* The request
Whenever a line contains the string "title", copy it out of the entries.

==============================

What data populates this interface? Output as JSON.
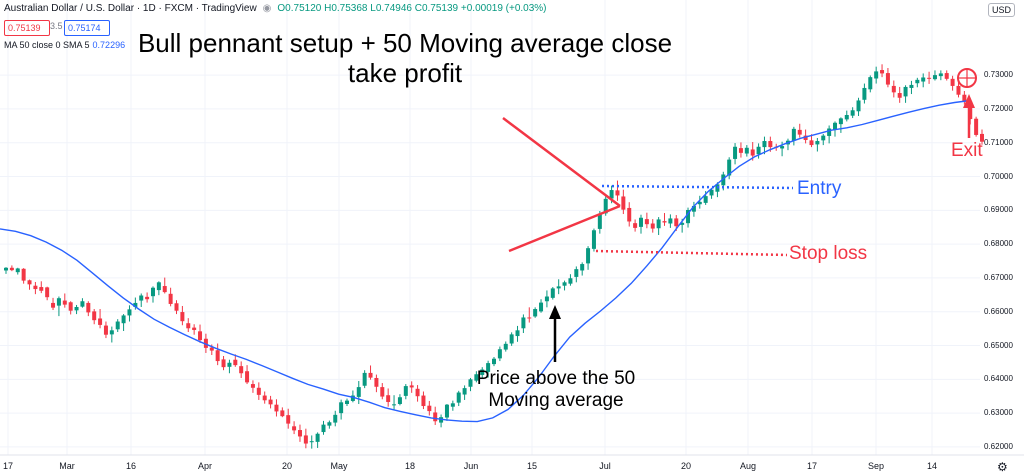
{
  "header": {
    "symbol": "Australian Dollar / U.S. Dollar · 1D · FXCM · TradingView",
    "ohlc": "O0.75120 H0.75368 L0.74946 C0.75139 +0.00019 (+0.03%)",
    "eye_icon": "eye-icon"
  },
  "prices": {
    "bid": "0.75139",
    "spread": "3.5",
    "ask": "0.75174"
  },
  "ma_legend": {
    "label": "MA 50 close 0 SMA 5",
    "value": "0.72296"
  },
  "currency": "USD",
  "annotations": {
    "title": "Bull pennant setup + 50 Moving average close take profit",
    "entry": "Entry",
    "stop_loss": "Stop loss",
    "exit": "Exit",
    "price_above": "Price above the 50 Moving average"
  },
  "colors": {
    "up": "#089981",
    "down": "#f23645",
    "ma": "#2962ff",
    "annotation_red": "#f23645",
    "annotation_blue": "#2962ff"
  },
  "chart_data": {
    "type": "candlestick",
    "y_ticks": [
      "0.73000",
      "0.72000",
      "0.71000",
      "0.70000",
      "0.69000",
      "0.68000",
      "0.67000",
      "0.66000",
      "0.65000",
      "0.64000",
      "0.63000",
      "0.62000"
    ],
    "ylim": [
      0.6185,
      0.7395
    ],
    "x_ticks": [
      "17",
      "Mar",
      "16",
      "Apr",
      "20",
      "May",
      "18",
      "Jun",
      "15",
      "Jul",
      "20",
      "Aug",
      "17",
      "Sep",
      "14"
    ],
    "ma_series": [
      0.6845,
      0.6838,
      0.6825,
      0.6806,
      0.6782,
      0.6752,
      0.6715,
      0.6677,
      0.6641,
      0.6608,
      0.6578,
      0.6554,
      0.6532,
      0.6511,
      0.6492,
      0.6475,
      0.6459,
      0.6441,
      0.6422,
      0.6403,
      0.6385,
      0.6371,
      0.6356,
      0.6346,
      0.6332,
      0.6316,
      0.6305,
      0.6295,
      0.6286,
      0.628,
      0.6276,
      0.6275,
      0.6286,
      0.6311,
      0.6353,
      0.6407,
      0.6469,
      0.6525,
      0.6566,
      0.6602,
      0.6641,
      0.6684,
      0.6735,
      0.6789,
      0.685,
      0.6909,
      0.6956,
      0.6994,
      0.703,
      0.7058,
      0.7079,
      0.7097,
      0.7113,
      0.7125,
      0.7137,
      0.7144,
      0.7154,
      0.7166,
      0.7178,
      0.719,
      0.7201,
      0.7211,
      0.7219,
      0.7225
    ],
    "candles": [
      [
        0.6722,
        0.6732,
        0.6712,
        0.673
      ],
      [
        0.673,
        0.6737,
        0.672,
        0.6723
      ],
      [
        0.6717,
        0.673,
        0.671,
        0.6728
      ],
      [
        0.6727,
        0.6729,
        0.6683,
        0.6692
      ],
      [
        0.6693,
        0.6695,
        0.6665,
        0.6681
      ],
      [
        0.6677,
        0.6688,
        0.6652,
        0.6667
      ],
      [
        0.6673,
        0.669,
        0.6655,
        0.6662
      ],
      [
        0.6672,
        0.6674,
        0.6634,
        0.6643
      ],
      [
        0.6626,
        0.6641,
        0.6605,
        0.6612
      ],
      [
        0.6618,
        0.6645,
        0.6587,
        0.664
      ],
      [
        0.6633,
        0.6654,
        0.6612,
        0.6621
      ],
      [
        0.6628,
        0.6631,
        0.6592,
        0.6603
      ],
      [
        0.6604,
        0.662,
        0.6593,
        0.6614
      ],
      [
        0.6615,
        0.664,
        0.6612,
        0.6631
      ],
      [
        0.6626,
        0.6631,
        0.6587,
        0.6598
      ],
      [
        0.6601,
        0.6608,
        0.6563,
        0.6575
      ],
      [
        0.658,
        0.6608,
        0.6551,
        0.6561
      ],
      [
        0.6559,
        0.6571,
        0.6522,
        0.6532
      ],
      [
        0.6533,
        0.6556,
        0.6509,
        0.6545
      ],
      [
        0.6548,
        0.6578,
        0.654,
        0.6571
      ],
      [
        0.6566,
        0.6593,
        0.6543,
        0.6589
      ],
      [
        0.6589,
        0.6619,
        0.6571,
        0.6607
      ],
      [
        0.6614,
        0.6642,
        0.6606,
        0.6626
      ],
      [
        0.6633,
        0.6654,
        0.6614,
        0.6648
      ],
      [
        0.6644,
        0.6657,
        0.6627,
        0.6637
      ],
      [
        0.6646,
        0.6675,
        0.6627,
        0.6671
      ],
      [
        0.6664,
        0.669,
        0.6649,
        0.6687
      ],
      [
        0.6676,
        0.6701,
        0.6654,
        0.6658
      ],
      [
        0.6653,
        0.6671,
        0.6616,
        0.6623
      ],
      [
        0.6625,
        0.6634,
        0.6593,
        0.6603
      ],
      [
        0.6599,
        0.6617,
        0.656,
        0.6572
      ],
      [
        0.6566,
        0.6581,
        0.654,
        0.6551
      ],
      [
        0.6553,
        0.6563,
        0.6532,
        0.6546
      ],
      [
        0.6542,
        0.6562,
        0.6508,
        0.6516
      ],
      [
        0.652,
        0.6535,
        0.6478,
        0.6493
      ],
      [
        0.6494,
        0.6503,
        0.6472,
        0.6485
      ],
      [
        0.6486,
        0.6506,
        0.6442,
        0.6454
      ],
      [
        0.6459,
        0.6469,
        0.6427,
        0.6436
      ],
      [
        0.6437,
        0.6458,
        0.6418,
        0.6449
      ],
      [
        0.6458,
        0.6474,
        0.6437,
        0.6442
      ],
      [
        0.6439,
        0.6453,
        0.6404,
        0.6418
      ],
      [
        0.6424,
        0.6442,
        0.6386,
        0.6391
      ],
      [
        0.6386,
        0.6397,
        0.636,
        0.6375
      ],
      [
        0.6375,
        0.6391,
        0.6339,
        0.6354
      ],
      [
        0.6352,
        0.6364,
        0.6328,
        0.6338
      ],
      [
        0.634,
        0.6351,
        0.6314,
        0.6326
      ],
      [
        0.6325,
        0.6341,
        0.629,
        0.6305
      ],
      [
        0.6308,
        0.6317,
        0.6288,
        0.6291
      ],
      [
        0.6294,
        0.6313,
        0.6254,
        0.6269
      ],
      [
        0.6261,
        0.6276,
        0.6238,
        0.6249
      ],
      [
        0.625,
        0.6266,
        0.6215,
        0.6231
      ],
      [
        0.6234,
        0.6254,
        0.6196,
        0.621
      ],
      [
        0.6214,
        0.6234,
        0.6195,
        0.6217
      ],
      [
        0.6215,
        0.6243,
        0.6197,
        0.6239
      ],
      [
        0.6244,
        0.6277,
        0.6236,
        0.6266
      ],
      [
        0.6263,
        0.6278,
        0.6254,
        0.6273
      ],
      [
        0.6272,
        0.6307,
        0.6261,
        0.6295
      ],
      [
        0.63,
        0.634,
        0.6281,
        0.6332
      ],
      [
        0.6327,
        0.6343,
        0.6321,
        0.6337
      ],
      [
        0.6336,
        0.6367,
        0.6332,
        0.6352
      ],
      [
        0.6348,
        0.6395,
        0.6327,
        0.6377
      ],
      [
        0.6381,
        0.6427,
        0.6374,
        0.6419
      ],
      [
        0.6419,
        0.6441,
        0.6399,
        0.6405
      ],
      [
        0.6404,
        0.6414,
        0.6362,
        0.6378
      ],
      [
        0.6377,
        0.6389,
        0.6341,
        0.6349
      ],
      [
        0.6353,
        0.6373,
        0.6319,
        0.6333
      ],
      [
        0.6325,
        0.6353,
        0.6309,
        0.6326
      ],
      [
        0.6327,
        0.6356,
        0.6323,
        0.6347
      ],
      [
        0.6351,
        0.6386,
        0.6341,
        0.638
      ],
      [
        0.6382,
        0.6394,
        0.636,
        0.6376
      ],
      [
        0.6372,
        0.6383,
        0.6334,
        0.635
      ],
      [
        0.6352,
        0.6364,
        0.6312,
        0.6321
      ],
      [
        0.6322,
        0.6336,
        0.6293,
        0.6306
      ],
      [
        0.6302,
        0.6319,
        0.6265,
        0.6276
      ],
      [
        0.6272,
        0.6296,
        0.6258,
        0.6288
      ],
      [
        0.6287,
        0.6327,
        0.6277,
        0.6325
      ],
      [
        0.6319,
        0.6337,
        0.6307,
        0.6329
      ],
      [
        0.6331,
        0.6366,
        0.6321,
        0.6361
      ],
      [
        0.6355,
        0.6382,
        0.6339,
        0.6374
      ],
      [
        0.6378,
        0.6404,
        0.6365,
        0.64
      ],
      [
        0.6396,
        0.6424,
        0.6391,
        0.6415
      ],
      [
        0.6413,
        0.6436,
        0.6403,
        0.6429
      ],
      [
        0.6422,
        0.6455,
        0.6405,
        0.6448
      ],
      [
        0.6445,
        0.6466,
        0.6439,
        0.6461
      ],
      [
        0.6462,
        0.6497,
        0.6454,
        0.6489
      ],
      [
        0.6488,
        0.6512,
        0.6482,
        0.6505
      ],
      [
        0.6506,
        0.6539,
        0.6499,
        0.6533
      ],
      [
        0.6528,
        0.6558,
        0.6511,
        0.6545
      ],
      [
        0.6551,
        0.6592,
        0.6537,
        0.6583
      ],
      [
        0.6583,
        0.6613,
        0.6568,
        0.6581
      ],
      [
        0.6586,
        0.6613,
        0.6582,
        0.6608
      ],
      [
        0.6601,
        0.6637,
        0.6597,
        0.6627
      ],
      [
        0.6631,
        0.6663,
        0.6613,
        0.6645
      ],
      [
        0.6641,
        0.6673,
        0.6636,
        0.6669
      ],
      [
        0.6669,
        0.6696,
        0.6652,
        0.6675
      ],
      [
        0.6677,
        0.6692,
        0.6663,
        0.6687
      ],
      [
        0.6683,
        0.6711,
        0.6677,
        0.6699
      ],
      [
        0.6703,
        0.6734,
        0.6687,
        0.6726
      ],
      [
        0.6722,
        0.6746,
        0.6707,
        0.6741
      ],
      [
        0.6743,
        0.6794,
        0.6724,
        0.6788
      ],
      [
        0.6786,
        0.6846,
        0.6778,
        0.6841
      ],
      [
        0.6845,
        0.6898,
        0.6831,
        0.6889
      ],
      [
        0.6891,
        0.6942,
        0.6884,
        0.6934
      ],
      [
        0.6935,
        0.6973,
        0.6921,
        0.696
      ],
      [
        0.6959,
        0.6988,
        0.6928,
        0.6944
      ],
      [
        0.6941,
        0.6961,
        0.6889,
        0.6902
      ],
      [
        0.6907,
        0.6924,
        0.6852,
        0.6867
      ],
      [
        0.6862,
        0.6873,
        0.6837,
        0.6848
      ],
      [
        0.6851,
        0.6887,
        0.6831,
        0.6878
      ],
      [
        0.6874,
        0.6893,
        0.6847,
        0.6859
      ],
      [
        0.6861,
        0.6874,
        0.6834,
        0.6846
      ],
      [
        0.6847,
        0.688,
        0.6827,
        0.6873
      ],
      [
        0.6868,
        0.6892,
        0.6854,
        0.6864
      ],
      [
        0.6861,
        0.6888,
        0.6848,
        0.6876
      ],
      [
        0.6876,
        0.6886,
        0.6839,
        0.6853
      ],
      [
        0.6857,
        0.6875,
        0.6834,
        0.6863
      ],
      [
        0.6862,
        0.6908,
        0.6849,
        0.6901
      ],
      [
        0.6896,
        0.6925,
        0.6881,
        0.6913
      ],
      [
        0.6918,
        0.6943,
        0.6905,
        0.6925
      ],
      [
        0.6922,
        0.6957,
        0.6916,
        0.6942
      ],
      [
        0.6944,
        0.6966,
        0.6934,
        0.6961
      ],
      [
        0.6955,
        0.6983,
        0.6939,
        0.6977
      ],
      [
        0.6974,
        0.7014,
        0.6959,
        0.7006
      ],
      [
        0.7003,
        0.7057,
        0.6992,
        0.705
      ],
      [
        0.7052,
        0.7099,
        0.7036,
        0.7088
      ],
      [
        0.7084,
        0.7101,
        0.7056,
        0.707
      ],
      [
        0.7068,
        0.7093,
        0.7059,
        0.7085
      ],
      [
        0.708,
        0.7102,
        0.7047,
        0.7062
      ],
      [
        0.7066,
        0.7098,
        0.7053,
        0.7088
      ],
      [
        0.7087,
        0.7118,
        0.7066,
        0.7105
      ],
      [
        0.7105,
        0.7118,
        0.7073,
        0.7087
      ],
      [
        0.7088,
        0.7097,
        0.7076,
        0.7086
      ],
      [
        0.7083,
        0.7103,
        0.706,
        0.709
      ],
      [
        0.7095,
        0.7112,
        0.7078,
        0.7106
      ],
      [
        0.7106,
        0.7147,
        0.7092,
        0.7141
      ],
      [
        0.7138,
        0.7156,
        0.7115,
        0.7124
      ],
      [
        0.7121,
        0.7139,
        0.7098,
        0.7108
      ],
      [
        0.7107,
        0.7125,
        0.7087,
        0.7093
      ],
      [
        0.7095,
        0.7114,
        0.7074,
        0.7105
      ],
      [
        0.7107,
        0.7126,
        0.7093,
        0.7121
      ],
      [
        0.712,
        0.7151,
        0.7098,
        0.7142
      ],
      [
        0.7138,
        0.7163,
        0.7118,
        0.7159
      ],
      [
        0.7155,
        0.7175,
        0.7129,
        0.7172
      ],
      [
        0.7169,
        0.7195,
        0.7163,
        0.7182
      ],
      [
        0.718,
        0.7205,
        0.7173,
        0.7196
      ],
      [
        0.7193,
        0.7233,
        0.7179,
        0.7225
      ],
      [
        0.7227,
        0.7275,
        0.7216,
        0.7262
      ],
      [
        0.7258,
        0.7299,
        0.7249,
        0.7294
      ],
      [
        0.729,
        0.7325,
        0.7275,
        0.7311
      ],
      [
        0.7315,
        0.7332,
        0.7294,
        0.7305
      ],
      [
        0.7306,
        0.7321,
        0.7264,
        0.7272
      ],
      [
        0.7268,
        0.7284,
        0.7234,
        0.7249
      ],
      [
        0.7247,
        0.7265,
        0.7218,
        0.7233
      ],
      [
        0.7237,
        0.727,
        0.7218,
        0.7265
      ],
      [
        0.7262,
        0.7283,
        0.7244,
        0.7271
      ],
      [
        0.7276,
        0.7292,
        0.7264,
        0.7286
      ],
      [
        0.7281,
        0.7305,
        0.7264,
        0.7293
      ],
      [
        0.7292,
        0.731,
        0.7274,
        0.729
      ],
      [
        0.7288,
        0.7314,
        0.7284,
        0.73
      ],
      [
        0.7297,
        0.7314,
        0.7285,
        0.7305
      ],
      [
        0.7306,
        0.7314,
        0.7284,
        0.7289
      ],
      [
        0.7289,
        0.7298,
        0.7254,
        0.7268
      ],
      [
        0.7268,
        0.728,
        0.7234,
        0.7242
      ],
      [
        0.7242,
        0.7253,
        0.7213,
        0.7221
      ],
      [
        0.7221,
        0.7224,
        0.7154,
        0.717
      ],
      [
        0.7171,
        0.7177,
        0.7118,
        0.7123
      ],
      [
        0.7126,
        0.7139,
        0.7094,
        0.7103
      ]
    ]
  }
}
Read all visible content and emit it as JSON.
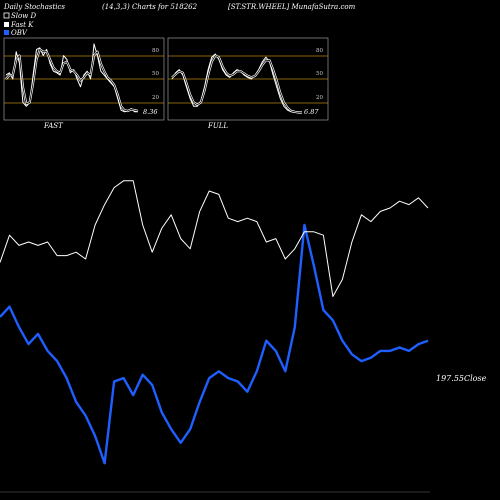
{
  "header": {
    "left": "Daily Stochastics",
    "center": "(14,3,3) Charts for 518262",
    "right": "[ST.STR.WHEEL] MunafaSutra.com"
  },
  "legend": [
    {
      "label": "Slow D",
      "color": "#000000",
      "border": "#ffffff"
    },
    {
      "label": "Fast K",
      "color": "#ffffff",
      "border": "#ffffff"
    },
    {
      "label": "OBV",
      "color": "#1f5fff",
      "border": "#1f5fff"
    }
  ],
  "colors": {
    "background": "#000000",
    "level_line": "#b8860b",
    "price": "#ffffff",
    "obv": "#1f5fff"
  },
  "chart_data": [
    {
      "type": "line",
      "title": "FAST",
      "ylim": [
        0,
        100
      ],
      "yticks": [
        "80",
        "50",
        "20"
      ],
      "last_value": "8.36",
      "series": [
        {
          "values": [
            55,
            58,
            50,
            85,
            70,
            20,
            15,
            20,
            55,
            88,
            90,
            80,
            88,
            70,
            60,
            58,
            55,
            80,
            75,
            58,
            62,
            50,
            40,
            55,
            60,
            50,
            95,
            80,
            60,
            55,
            50,
            45,
            40,
            25,
            10,
            8,
            9,
            12,
            8,
            8
          ]
        },
        {
          "values": [
            50,
            55,
            55,
            75,
            80,
            40,
            18,
            20,
            45,
            75,
            88,
            85,
            85,
            75,
            65,
            60,
            58,
            70,
            72,
            62,
            60,
            55,
            48,
            52,
            58,
            55,
            80,
            85,
            70,
            60,
            52,
            48,
            42,
            30,
            15,
            10,
            9,
            11,
            10,
            9
          ]
        }
      ]
    },
    {
      "type": "line",
      "title": "FULL",
      "ylim": [
        0,
        100
      ],
      "yticks": [
        "80",
        "50",
        "20"
      ],
      "last_value": "6.87",
      "series": [
        {
          "values": [
            50,
            58,
            62,
            55,
            40,
            25,
            15,
            15,
            22,
            40,
            62,
            78,
            82,
            75,
            62,
            55,
            52,
            58,
            62,
            60,
            55,
            52,
            50,
            55,
            62,
            72,
            78,
            72,
            55,
            40,
            25,
            15,
            10,
            8,
            7,
            7,
            7
          ]
        },
        {
          "values": [
            52,
            56,
            60,
            58,
            45,
            30,
            20,
            17,
            20,
            35,
            55,
            72,
            80,
            78,
            66,
            58,
            54,
            56,
            60,
            60,
            57,
            54,
            52,
            54,
            60,
            68,
            74,
            74,
            62,
            48,
            32,
            20,
            13,
            9,
            8,
            7,
            7
          ]
        }
      ]
    },
    {
      "type": "line",
      "title": "",
      "last_price_label": "197.55Close",
      "series": [
        {
          "values": [
            0.31,
            0.39,
            0.36,
            0.37,
            0.36,
            0.37,
            0.33,
            0.33,
            0.34,
            0.32,
            0.42,
            0.48,
            0.53,
            0.55,
            0.55,
            0.42,
            0.34,
            0.41,
            0.45,
            0.38,
            0.35,
            0.46,
            0.52,
            0.51,
            0.44,
            0.43,
            0.44,
            0.43,
            0.37,
            0.38,
            0.32,
            0.35,
            0.4,
            0.4,
            0.39,
            0.21,
            0.26,
            0.37,
            0.45,
            0.43,
            0.46,
            0.47,
            0.49,
            0.48,
            0.5,
            0.47
          ]
        },
        {
          "values": [
            0.15,
            0.18,
            0.12,
            0.07,
            0.1,
            0.05,
            0.02,
            -0.03,
            -0.1,
            -0.14,
            -0.2,
            -0.28,
            -0.04,
            -0.03,
            -0.08,
            -0.02,
            -0.05,
            -0.13,
            -0.18,
            -0.22,
            -0.18,
            -0.1,
            -0.03,
            -0.01,
            -0.03,
            -0.04,
            -0.07,
            -0.01,
            0.08,
            0.05,
            -0.01,
            0.12,
            0.42,
            0.3,
            0.17,
            0.14,
            0.08,
            0.04,
            0.02,
            0.03,
            0.05,
            0.05,
            0.06,
            0.05,
            0.07,
            0.08
          ]
        }
      ]
    }
  ]
}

==============================

* Final result
    "title": "Bull pennant setup + 50 Moving average close take profit",
      "title": "FAST",
      "title": "FULL",
      "title": "",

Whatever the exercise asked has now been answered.